Task brief
Return all entries word for word, but drop any images.

Data for this task
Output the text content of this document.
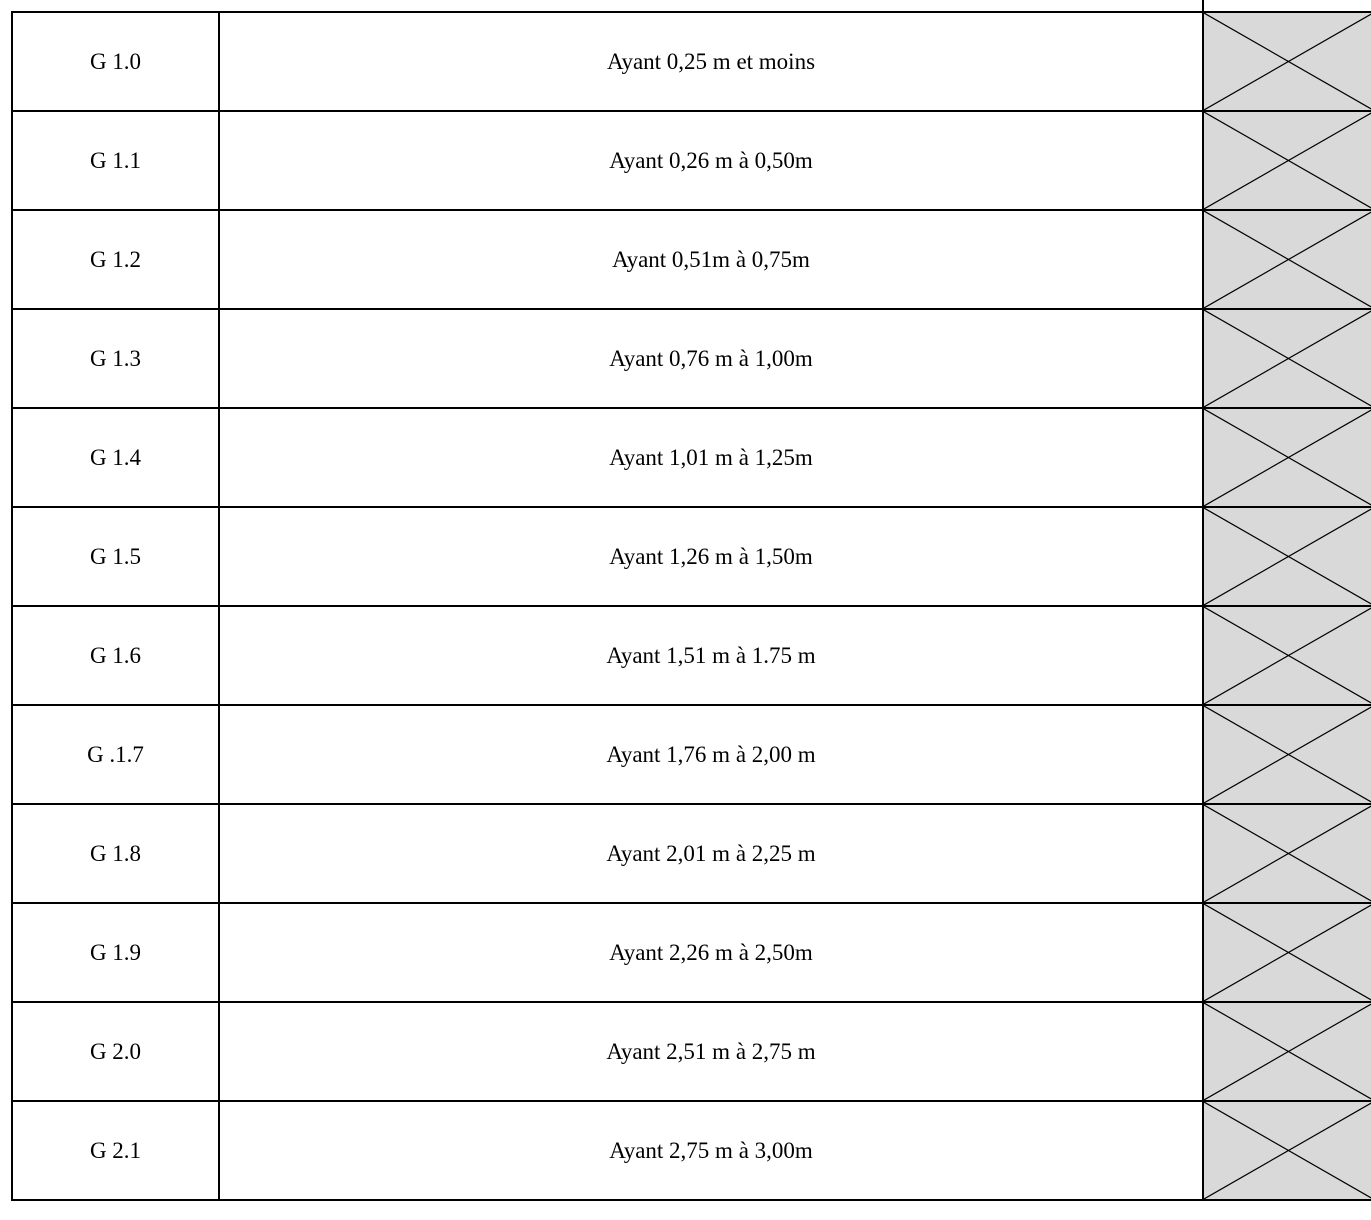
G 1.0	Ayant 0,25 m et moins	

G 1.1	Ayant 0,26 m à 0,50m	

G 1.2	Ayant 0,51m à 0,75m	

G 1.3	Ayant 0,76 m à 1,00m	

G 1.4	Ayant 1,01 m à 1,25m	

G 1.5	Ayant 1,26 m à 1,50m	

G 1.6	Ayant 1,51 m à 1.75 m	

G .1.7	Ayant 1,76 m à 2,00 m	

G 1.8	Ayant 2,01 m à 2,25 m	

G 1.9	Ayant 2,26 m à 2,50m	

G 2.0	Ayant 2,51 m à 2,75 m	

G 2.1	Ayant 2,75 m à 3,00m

Solution to this task
Output the text content of this document.
G 1.0	Ayant 0,25 m et moins	

G 1.1	Ayant 0,26 m à 0,50m	

G 1.2	Ayant 0,51m à 0,75m	

G 1.3	Ayant 0,76 m à 1,00m	

G 1.4	Ayant 1,01 m à 1,25m	

G 1.5	Ayant 1,26 m à 1,50m	

G 1.6	Ayant 1,51 m à 1.75 m	

G .1.7	Ayant 1,76 m à 2,00 m	

G 1.8	Ayant 2,01 m à 2,25 m	

G 1.9	Ayant 2,26 m à 2,50m	

G 2.0	Ayant 2,51 m à 2,75 m	

G 2.1	Ayant 2,75 m à 3,00m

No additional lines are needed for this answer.